## Dataset content:
+-------+

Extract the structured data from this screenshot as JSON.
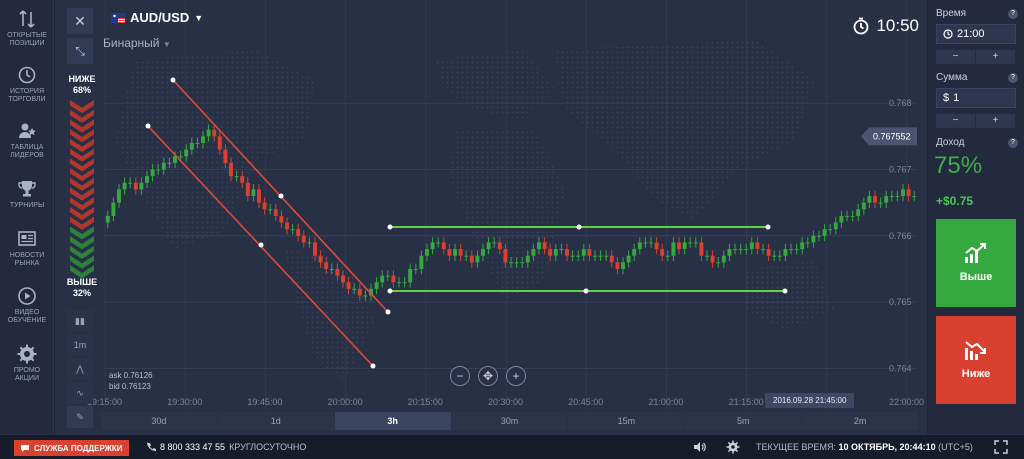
{
  "nav": [
    {
      "name": "open-positions",
      "icon": "arrows-up-down-icon",
      "label": "ОТКРЫТЫЕ\nПОЗИЦИИ"
    },
    {
      "name": "trade-history",
      "icon": "history-icon",
      "label": "ИСТОРИЯ\nТОРГОВЛИ"
    },
    {
      "name": "leaderboard",
      "icon": "leaders-icon",
      "label": "ТАБЛИЦА\nЛИДЕРОВ"
    },
    {
      "name": "tournaments",
      "icon": "trophy-icon",
      "label": "ТУРНИРЫ"
    },
    {
      "name": "market-news",
      "icon": "news-icon",
      "label": "НОВОСТИ\nРЫНКА"
    },
    {
      "name": "video-training",
      "icon": "play-icon",
      "label": "ВИДЕО\nОБУЧЕНИЕ"
    },
    {
      "name": "promotions",
      "icon": "gear-promo-icon",
      "label": "ПРОМО\nАКЦИИ"
    }
  ],
  "chart_header": {
    "pair": "AUD/USD",
    "mode": "Бинарный",
    "timer": "10:50"
  },
  "sentiment": {
    "lower_label": "НИЖЕ",
    "lower_pct": "68%",
    "higher_label": "ВЫШЕ",
    "higher_pct": "32%",
    "lower_fraction": 0.68
  },
  "chart_tools": [
    "1m"
  ],
  "askbid": {
    "ask": "ask 0.76126",
    "bid": "bid 0.76123"
  },
  "cursor_time": "2016.09.28 21:45:00",
  "timeframes": [
    {
      "label": "30d",
      "active": false
    },
    {
      "label": "1d",
      "active": false
    },
    {
      "label": "3h",
      "active": true
    },
    {
      "label": "30m",
      "active": false
    },
    {
      "label": "15m",
      "active": false
    },
    {
      "label": "5m",
      "active": false
    },
    {
      "label": "2m",
      "active": false
    }
  ],
  "zoom": {
    "minus": "−",
    "plus": "+"
  },
  "chart_data": {
    "type": "candlestick",
    "current_price": "0.767552",
    "y_ticks": [
      "0.768",
      "0.767",
      "0.766",
      "0.765",
      "0.764"
    ],
    "x_ticks": [
      "19:15:00",
      "19:30:00",
      "19:45:00",
      "20:00:00",
      "20:15:00",
      "20:30:00",
      "20:45:00",
      "21:00:00",
      "21:15:00",
      "21:30:00",
      "22:00:00"
    ],
    "ylim": [
      0.7636,
      0.7685
    ],
    "closes": [
      0.7663,
      0.7665,
      0.7667,
      0.7668,
      0.7668,
      0.7667,
      0.7668,
      0.7669,
      0.767,
      0.767,
      0.7671,
      0.7671,
      0.7672,
      0.7672,
      0.7673,
      0.7674,
      0.7674,
      0.7675,
      0.7676,
      0.7675,
      0.7673,
      0.7671,
      0.7669,
      0.7669,
      0.7668,
      0.7666,
      0.7667,
      0.7665,
      0.7664,
      0.7664,
      0.7663,
      0.7662,
      0.7661,
      0.7661,
      0.766,
      0.7659,
      0.7659,
      0.7657,
      0.7656,
      0.7655,
      0.7655,
      0.7654,
      0.7653,
      0.7652,
      0.7652,
      0.7651,
      0.7651,
      0.7652,
      0.7653,
      0.7654,
      0.7654,
      0.7653,
      0.7653,
      0.7653,
      0.7655,
      0.7655,
      0.7657,
      0.7658,
      0.7659,
      0.7659,
      0.7658,
      0.7657,
      0.7658,
      0.7657,
      0.7657,
      0.7656,
      0.7657,
      0.7658,
      0.7659,
      0.7659,
      0.7658,
      0.7656,
      0.7656,
      0.7656,
      0.7656,
      0.7657,
      0.7658,
      0.7659,
      0.7658,
      0.7657,
      0.7658,
      0.7658,
      0.7657,
      0.7657,
      0.7657,
      0.7658,
      0.7657,
      0.7657,
      0.7657,
      0.7657,
      0.7656,
      0.7655,
      0.7656,
      0.7657,
      0.7658,
      0.7659,
      0.7659,
      0.7659,
      0.7658,
      0.7657,
      0.7657,
      0.7659,
      0.7658,
      0.7659,
      0.7659,
      0.7659,
      0.7657,
      0.7657,
      0.7656,
      0.7656,
      0.7657,
      0.7658,
      0.7658,
      0.7658,
      0.7658,
      0.7659,
      0.7658,
      0.7658,
      0.7657,
      0.7657,
      0.7657,
      0.7658,
      0.7658,
      0.7658,
      0.7659,
      0.7659,
      0.766,
      0.766,
      0.7661,
      0.7661,
      0.7662,
      0.7663,
      0.7663,
      0.7663,
      0.7664,
      0.7665,
      0.7666,
      0.7665,
      0.7665,
      0.7666,
      0.7666,
      0.7666,
      0.7667,
      0.7666,
      0.7666
    ]
  },
  "right": {
    "time_label": "Время",
    "time_value": "21:00",
    "amount_label": "Сумма",
    "amount_currency": "$",
    "amount_value": "1",
    "minus": "−",
    "plus": "+",
    "income_label": "Доход",
    "help": "?",
    "payout": "75%",
    "profit": "+$0.75",
    "up_label": "Выше",
    "down_label": "Ниже"
  },
  "colors": {
    "up": "#35a940",
    "down": "#d8412f",
    "line_green": "#5fd33f",
    "line_red": "#e04a38"
  },
  "status": {
    "support": "СЛУЖБА ПОДДЕРЖКИ",
    "phone": "8 800 333 47 55",
    "hours": "КРУГЛОСУТОЧНО",
    "server_label": "ТЕКУЩЕЕ ВРЕМЯ:",
    "server_value": "10 ОКТЯБРЬ, 20:44:10",
    "server_tz": "(UTC+5)"
  }
}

+-------+

## Problem requirements:
Using the listing, collect all lines in which the string "name" is found.

## Finished task:
      "name": "open-positions",
      "name": "trade-history",
      "name": "leaderboard",
      "name": "tournaments",
      "name": "market-news",
      "name": "video-training",
      "name": "promotions",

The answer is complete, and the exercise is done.